# TASK DESCRIPTION
All of the data should be repeated exactly; pictures are not part of the copy.

○ ○ ○ ○ ○

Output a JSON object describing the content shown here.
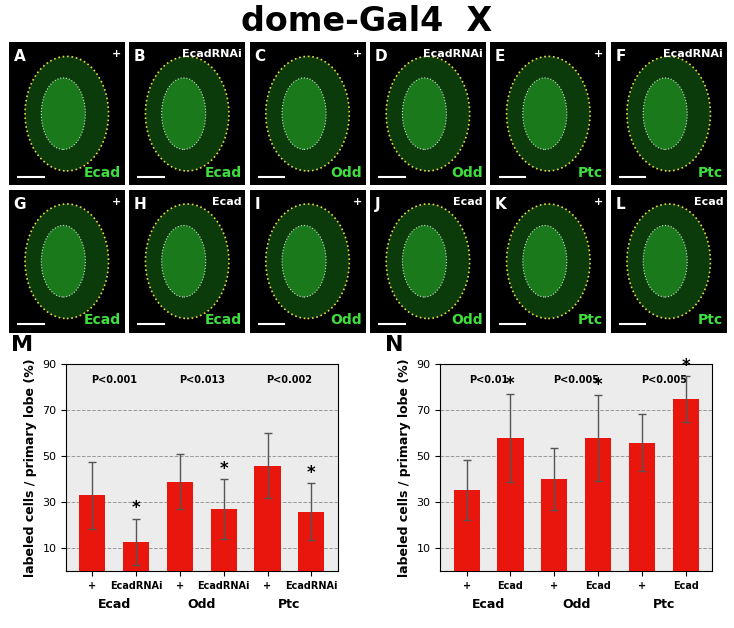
{
  "title": "dome-Gal4  X",
  "panels": [
    {
      "letter": "A",
      "genotype": "+",
      "stain": "Ecad"
    },
    {
      "letter": "B",
      "genotype": "EcadRNAi",
      "stain": "Ecad"
    },
    {
      "letter": "C",
      "genotype": "+",
      "stain": "Odd"
    },
    {
      "letter": "D",
      "genotype": "EcadRNAi",
      "stain": "Odd"
    },
    {
      "letter": "E",
      "genotype": "+",
      "stain": "Ptc"
    },
    {
      "letter": "F",
      "genotype": "EcadRNAi",
      "stain": "Ptc"
    },
    {
      "letter": "G",
      "genotype": "+",
      "stain": "Ecad"
    },
    {
      "letter": "H",
      "genotype": "Ecad",
      "stain": "Ecad"
    },
    {
      "letter": "I",
      "genotype": "+",
      "stain": "Odd"
    },
    {
      "letter": "J",
      "genotype": "Ecad",
      "stain": "Odd"
    },
    {
      "letter": "K",
      "genotype": "+",
      "stain": "Ptc"
    },
    {
      "letter": "L",
      "genotype": "Ecad",
      "stain": "Ptc"
    }
  ],
  "chart_data": [
    {
      "type": "bar",
      "title": "M",
      "y_label": "labeled cells / primary lobe (%)",
      "categories": [
        "+",
        "EcadRNAi",
        "+",
        "EcadRNAi",
        "+",
        "EcadRNAi"
      ],
      "groups": [
        "Ecad",
        "Odd",
        "Ptc"
      ],
      "values": [
        33,
        13,
        39,
        27,
        46,
        26
      ],
      "errors": [
        14.5,
        10,
        12,
        13,
        14,
        12.5
      ],
      "significance_labels": [
        null,
        "*",
        null,
        "*",
        null,
        "*"
      ],
      "annotations": [
        "P<0.001",
        "P<0.013",
        "P<0.002"
      ],
      "color": "#e8160c",
      "ylim": [
        0,
        90
      ],
      "yticks": [
        10,
        30,
        50,
        70,
        90
      ],
      "grid": true
    },
    {
      "type": "bar",
      "title": "N",
      "y_label": "labeled cells / primary lobe (%)",
      "categories": [
        "+",
        "Ecad",
        "+",
        "Ecad",
        "+",
        "Ecad"
      ],
      "groups": [
        "Ecad",
        "Odd",
        "Ptc"
      ],
      "values": [
        35.5,
        58,
        40,
        58,
        56,
        75
      ],
      "errors": [
        13,
        19,
        13.5,
        18.5,
        12.5,
        10
      ],
      "significance_labels": [
        null,
        "*",
        null,
        "*",
        null,
        "*"
      ],
      "annotations": [
        "P<0.01",
        "P<0.005",
        "P<0.005"
      ],
      "color": "#e8160c",
      "ylim": [
        0,
        90
      ],
      "yticks": [
        10,
        30,
        50,
        70,
        90
      ],
      "grid": true
    }
  ]
}
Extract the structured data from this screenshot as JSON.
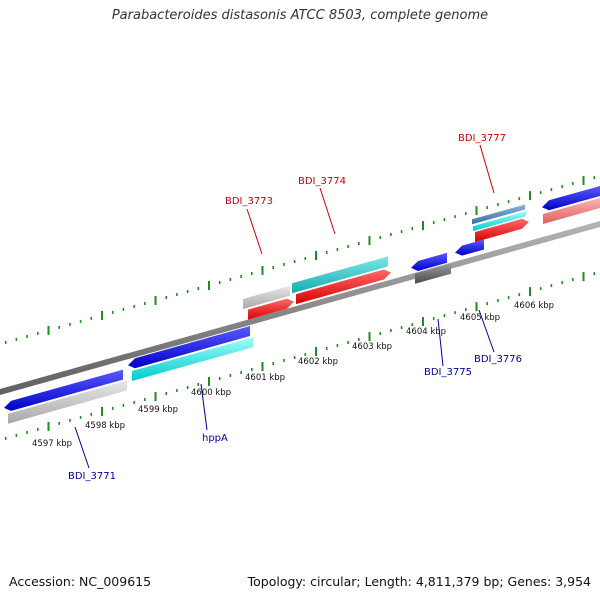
{
  "header": {
    "title": "Parabacteroides distasonis ATCC 8503, complete genome"
  },
  "footer": {
    "accession": "Accession: NC_009615",
    "summary": "Topology: circular; Length: 4,811,379 bp; Genes: 3,954"
  },
  "colors": {
    "forward_gene": "#ff0000",
    "reverse_gene": "#0000ee",
    "forward_label": "#cc0000",
    "reverse_label": "#000099",
    "backbone": "#808080",
    "tick": "#228b22",
    "rna_cyan": "#00e5e5",
    "pseudo_gray": "#c8c8c8",
    "dark_gray": "#606060",
    "steel_blue": "#4682b4",
    "light_red": "#f08080"
  },
  "diagram": {
    "kbp_labels": [
      "4597 kbp",
      "4598 kbp",
      "4599 kbp",
      "4600 kbp",
      "4601 kbp",
      "4602 kbp",
      "4603 kbp",
      "4604 kbp",
      "4605 kbp",
      "4606 kbp"
    ],
    "gene_labels": [
      {
        "text": "BDI_3771",
        "strand": "reverse"
      },
      {
        "text": "hppA",
        "strand": "reverse"
      },
      {
        "text": "BDI_3773",
        "strand": "forward"
      },
      {
        "text": "BDI_3774",
        "strand": "forward"
      },
      {
        "text": "BDI_3775",
        "strand": "reverse"
      },
      {
        "text": "BDI_3776",
        "strand": "reverse"
      },
      {
        "text": "BDI_3777",
        "strand": "forward"
      }
    ]
  }
}
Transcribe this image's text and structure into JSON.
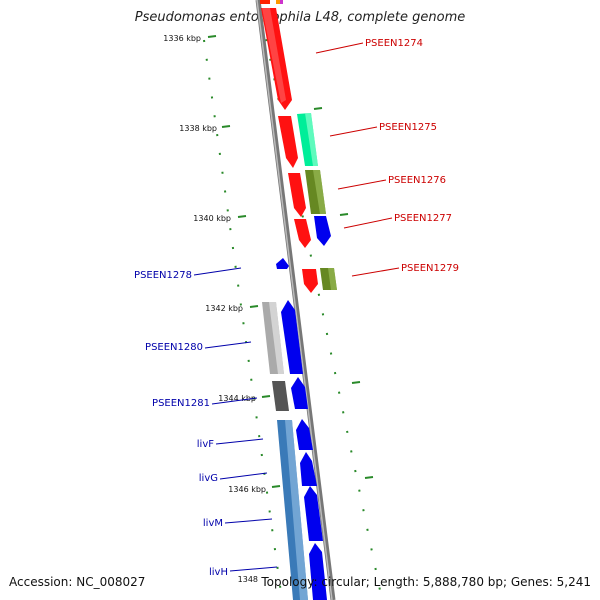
{
  "header": {
    "title": "Pseudomonas entomophila L48, complete genome"
  },
  "footer": {
    "accession": "Accession: NC_008027",
    "summary": "Topology: circular; Length: 5,888,780 bp; Genes: 5,241"
  },
  "ruler": [
    "1336 kbp",
    "1338 kbp",
    "1340 kbp",
    "1342 kbp",
    "1344 kbp",
    "1346 kbp",
    "1348"
  ],
  "labels_right": [
    "PSEEN1274",
    "PSEEN1275",
    "PSEEN1276",
    "PSEEN1277",
    "PSEEN1279"
  ],
  "labels_left": [
    "PSEEN1278",
    "PSEEN1280",
    "PSEEN1281",
    "livF",
    "livG",
    "livM",
    "livH"
  ],
  "colors": {
    "red_label": "#cc0000",
    "blue_label": "#0000aa",
    "backbone": "#888888",
    "ruler_dash": "#2a8a2a"
  }
}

○ ○ ○ ○ ○

# EXERCISE SOLUTION
Output a JSON object describing the content shown here.
{
  "title": "dome-Gal4  X",
  "panels": [
    {
      "letter": "A",
      "genotype": "+",
      "stain": "Ecad"
    },
    {
      "letter": "B",
      "genotype": "EcadRNAi",
      "stain": "Ecad"
    },
    {
      "letter": "C",
      "genotype": "+",
      "stain": "Odd"
    },
    {
      "letter": "D",
      "genotype": "EcadRNAi",
      "stain": "Odd"
    },
    {
      "letter": "E",
      "genotype": "+",
      "stain": "Ptc"
    },
    {
      "letter": "F",
      "genotype": "EcadRNAi",
      "stain": "Ptc"
    },
    {
      "letter": "G",
      "genotype": "+",
      "stain": "Ecad"
    },
    {
      "letter": "H",
      "genotype": "Ecad",
      "stain": "Ecad"
    },
    {
      "letter": "I",
      "genotype": "+",
      "stain": "Odd"
    },
    {
      "letter": "J",
      "genotype": "Ecad",
      "stain": "Odd"
    },
    {
      "letter": "K",
      "genotype": "+",
      "stain": "Ptc"
    },
    {
      "letter": "L",
      "genotype": "Ecad",
      "stain": "Ptc"
    }
  ],
  "chart_data": [
    {
      "type": "bar",
      "title": "M",
      "y_label": "labeled cells / primary lobe (%)",
      "categories": [
        "+",
        "EcadRNAi",
        "+",
        "EcadRNAi",
        "+",
        "EcadRNAi"
      ],
      "groups": [
        "Ecad",
        "Odd",
        "Ptc"
      ],
      "values": [
        33,
        13,
        39,
        27,
        46,
        26
      ],
      "errors": [
        14.5,
        10,
        12,
        13,
        14,
        12.5
      ],
      "significance_labels": [
        null,
        "*",
        null,
        "*",
        null,
        "*"
      ],
      "annotations": [
        "P<0.001",
        "P<0.013",
        "P<0.002"
      ],
      "color": "#e8160c",
      "ylim": [
        0,
        90
      ],
      "yticks": [
        10,
        30,
        50,
        70,
        90
      ],
      "grid": true
    },
    {
      "type": "bar",
      "title": "N",
      "y_label": "labeled cells / primary lobe (%)",
      "categories": [
        "+",
        "Ecad",
        "+",
        "Ecad",
        "+",
        "Ecad"
      ],
      "groups": [
        "Ecad",
        "Odd",
        "Ptc"
      ],
      "values": [
        35.5,
        58,
        40,
        58,
        56,
        75
      ],
      "errors": [
        13,
        19,
        13.5,
        18.5,
        12.5,
        10
      ],
      "significance_labels": [
        null,
        "*",
        null,
        "*",
        null,
        "*"
      ],
      "annotations": [
        "P<0.01",
        "P<0.005",
        "P<0.005"
      ],
      "color": "#e8160c",
      "ylim": [
        0,
        90
      ],
      "yticks": [
        10,
        30,
        50,
        70,
        90
      ],
      "grid": true
    }
  ]
}
Extract the structured data from this screenshot as JSON.
{
  "header": {
    "title": "Parabacteroides distasonis ATCC 8503, complete genome"
  },
  "footer": {
    "accession": "Accession: NC_009615",
    "summary": "Topology: circular; Length: 4,811,379 bp; Genes: 3,954"
  },
  "colors": {
    "forward_gene": "#ff0000",
    "reverse_gene": "#0000ee",
    "forward_label": "#cc0000",
    "reverse_label": "#000099",
    "backbone": "#808080",
    "tick": "#228b22",
    "rna_cyan": "#00e5e5",
    "pseudo_gray": "#c8c8c8",
    "dark_gray": "#606060",
    "steel_blue": "#4682b4",
    "light_red": "#f08080"
  },
  "diagram": {
    "kbp_labels": [
      "4597 kbp",
      "4598 kbp",
      "4599 kbp",
      "4600 kbp",
      "4601 kbp",
      "4602 kbp",
      "4603 kbp",
      "4604 kbp",
      "4605 kbp",
      "4606 kbp"
    ],
    "gene_labels": [
      {
        "text": "BDI_3771",
        "strand": "reverse"
      },
      {
        "text": "hppA",
        "strand": "reverse"
      },
      {
        "text": "BDI_3773",
        "strand": "forward"
      },
      {
        "text": "BDI_3774",
        "strand": "forward"
      },
      {
        "text": "BDI_3775",
        "strand": "reverse"
      },
      {
        "text": "BDI_3776",
        "strand": "reverse"
      },
      {
        "text": "BDI_3777",
        "strand": "forward"
      }
    ]
  }
}
Transcribe this image's text and structure into JSON.
{
  "header": {
    "title": "Pseudomonas entomophila L48, complete genome"
  },
  "footer": {
    "accession": "Accession: NC_008027",
    "summary": "Topology: circular; Length: 5,888,780 bp; Genes: 5,241"
  },
  "ruler": [
    "1336 kbp",
    "1338 kbp",
    "1340 kbp",
    "1342 kbp",
    "1344 kbp",
    "1346 kbp",
    "1348"
  ],
  "labels_right": [
    "PSEEN1274",
    "PSEEN1275",
    "PSEEN1276",
    "PSEEN1277",
    "PSEEN1279"
  ],
  "labels_left": [
    "PSEEN1278",
    "PSEEN1280",
    "PSEEN1281",
    "livF",
    "livG",
    "livM",
    "livH"
  ],
  "colors": {
    "red_label": "#cc0000",
    "blue_label": "#0000aa",
    "backbone": "#888888",
    "ruler_dash": "#2a8a2a"
  }
}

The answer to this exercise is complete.